| Set task 1 |
Please copy the records word for word, from their first line through the line containing "paragraph-4: „Поэтому то", inclusive.

‘Something new, something different, something really cool.
Fly tying stations aren’t new but this one is a modernized, simplified and very practical and functional rework of the basic design.
Fair enough, at first sight it’s a little strange to get all excited about a piece of plastic but here are it’s features with some plus and minus notes along the way.
45 x 27,5 x 2,5 cm (or 17 3/4 x 10,8 x 1 inches)
The workspace recess, tool and accessory holes are 2 cm deep (0,8 inch)
The easily accessible tools stay where they’re put and materials don’t roll out of the workspace. Whether using the tool holders or workspace, hooks, beads and other materials stay within the tray and standard varnish bottles don’t tip over. Everything’s always at hand right where they should be and this even when placed on the lap or other less than usual and uneven places such as car hoods or trunks: Nice
The base of smaller sized fly clips also fit in the tool holes, giving the tier an easily accessible area to deposit flies to dry after varnishing or to compare them when tying series of the same pattern: Nice
When assessing a product like this I ask myself things like “would it be better if it was bigger, smaller, etc, etc ?” and after a month of tying nothing came to mind meaning it’s size is just right, be it on my tying desk or anywhere else around the house or on the road. The compact yet ‘more than enough’ size makes it very easy to pick it up and go tie a fly or two while doing dumb things like cooking or watching tv or whatever !

| Set task 2 |
Continue the fly tying station review after its last sentence.

| Provided records |
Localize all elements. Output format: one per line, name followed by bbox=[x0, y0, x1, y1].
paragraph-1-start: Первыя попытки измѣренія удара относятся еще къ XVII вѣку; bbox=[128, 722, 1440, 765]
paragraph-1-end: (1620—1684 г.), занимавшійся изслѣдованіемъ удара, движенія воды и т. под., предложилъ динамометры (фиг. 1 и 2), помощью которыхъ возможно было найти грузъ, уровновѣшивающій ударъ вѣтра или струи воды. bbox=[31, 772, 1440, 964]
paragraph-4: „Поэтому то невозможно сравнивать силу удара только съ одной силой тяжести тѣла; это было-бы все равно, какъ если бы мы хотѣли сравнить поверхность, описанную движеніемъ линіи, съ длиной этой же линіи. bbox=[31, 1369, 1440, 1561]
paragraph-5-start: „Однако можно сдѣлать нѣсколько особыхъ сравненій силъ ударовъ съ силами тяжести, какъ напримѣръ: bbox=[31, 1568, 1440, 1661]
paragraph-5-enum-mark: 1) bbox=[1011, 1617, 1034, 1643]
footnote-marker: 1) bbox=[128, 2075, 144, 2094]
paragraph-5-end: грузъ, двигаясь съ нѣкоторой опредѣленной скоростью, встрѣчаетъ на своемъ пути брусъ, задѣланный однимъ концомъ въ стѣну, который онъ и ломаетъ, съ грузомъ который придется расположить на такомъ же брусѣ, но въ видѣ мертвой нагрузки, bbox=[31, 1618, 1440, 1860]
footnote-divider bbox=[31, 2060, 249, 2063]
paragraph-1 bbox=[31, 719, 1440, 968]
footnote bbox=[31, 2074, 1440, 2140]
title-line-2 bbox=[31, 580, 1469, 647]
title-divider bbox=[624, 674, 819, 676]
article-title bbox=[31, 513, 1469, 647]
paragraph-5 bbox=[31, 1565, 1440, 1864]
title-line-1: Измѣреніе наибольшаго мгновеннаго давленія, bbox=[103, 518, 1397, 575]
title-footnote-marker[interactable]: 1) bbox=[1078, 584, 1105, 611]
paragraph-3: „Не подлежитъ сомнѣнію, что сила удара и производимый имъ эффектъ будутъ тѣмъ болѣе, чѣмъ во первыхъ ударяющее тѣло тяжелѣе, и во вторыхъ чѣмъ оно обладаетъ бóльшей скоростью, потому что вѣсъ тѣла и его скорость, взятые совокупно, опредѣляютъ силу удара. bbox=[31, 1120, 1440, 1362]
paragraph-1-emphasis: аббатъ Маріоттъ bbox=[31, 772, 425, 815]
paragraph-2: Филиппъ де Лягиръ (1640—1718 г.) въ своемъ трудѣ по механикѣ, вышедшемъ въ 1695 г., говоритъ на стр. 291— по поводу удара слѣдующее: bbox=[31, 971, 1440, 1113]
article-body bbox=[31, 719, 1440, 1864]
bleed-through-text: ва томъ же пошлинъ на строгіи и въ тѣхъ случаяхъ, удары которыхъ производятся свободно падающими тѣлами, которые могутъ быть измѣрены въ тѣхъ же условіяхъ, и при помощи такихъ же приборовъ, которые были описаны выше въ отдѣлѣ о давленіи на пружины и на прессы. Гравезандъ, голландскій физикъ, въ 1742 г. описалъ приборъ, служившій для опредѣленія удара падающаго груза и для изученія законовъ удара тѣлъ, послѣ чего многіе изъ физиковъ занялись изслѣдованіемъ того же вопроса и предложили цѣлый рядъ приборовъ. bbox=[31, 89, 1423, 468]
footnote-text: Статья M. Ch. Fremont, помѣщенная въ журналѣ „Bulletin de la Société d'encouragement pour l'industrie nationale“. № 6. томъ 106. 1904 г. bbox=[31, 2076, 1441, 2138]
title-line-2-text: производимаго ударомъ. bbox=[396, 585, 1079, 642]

| Exercise answer 1 |
Localize all elements. Output format: one per line, name followed by bbox=[x0, y0, x1, y1].
paragraph-1-start: Первыя попытки измѣренія удара относятся еще къ XVII вѣку; bbox=[128, 722, 1440, 765]
paragraph-1-end: (1620—1684 г.), занимавшійся изслѣдованіемъ удара, движенія воды и т. под., предложилъ динамометры (фиг. 1 и 2), помощью которыхъ возможно было найти грузъ, уровновѣшивающій ударъ вѣтра или струи воды. bbox=[31, 772, 1440, 964]
paragraph-4: „Поэтому то невозможно сравнивать силу удара только съ одной силой тяжести тѣла; это было-бы все равно, какъ если бы мы хотѣли сравнить поверхность, описанную движеніемъ линіи, съ длиной этой же линіи. bbox=[31, 1369, 1440, 1561]

| Exercise answer 2 |
As an aside, it easily fits inside my Fishpond tying bag or other similar tying carrying systems making it all the more easier to bring along anywhere, whether on an extended fishing trip or at fly shows: Nice
Is estimated at just under a kilo (2,2 pounds)
Not too heavy, not too light: Just right
the Fly Tidy is made of a single, food-grade, recyclable, highly resistant plastic: the same stuff used to make professional, industry-grade kitchen cutting boards.
With the exception of the vise screw, it’s hidden support thread and the four little rubber anti-slip feet, the whole board is machined from one solid piece and as such nothing could ever fall apart or become unglued. It’s not like we usually mistreat these kinds of objects, but I’m quite certain that even repeated hammer blows would hardly leave a dent on it’s surface: Nice
(The truly serious reviewer might resort to using an axe or chainsaw to thoroughly test this tool’s resistance to abuse but I guess I’m not serious enough !)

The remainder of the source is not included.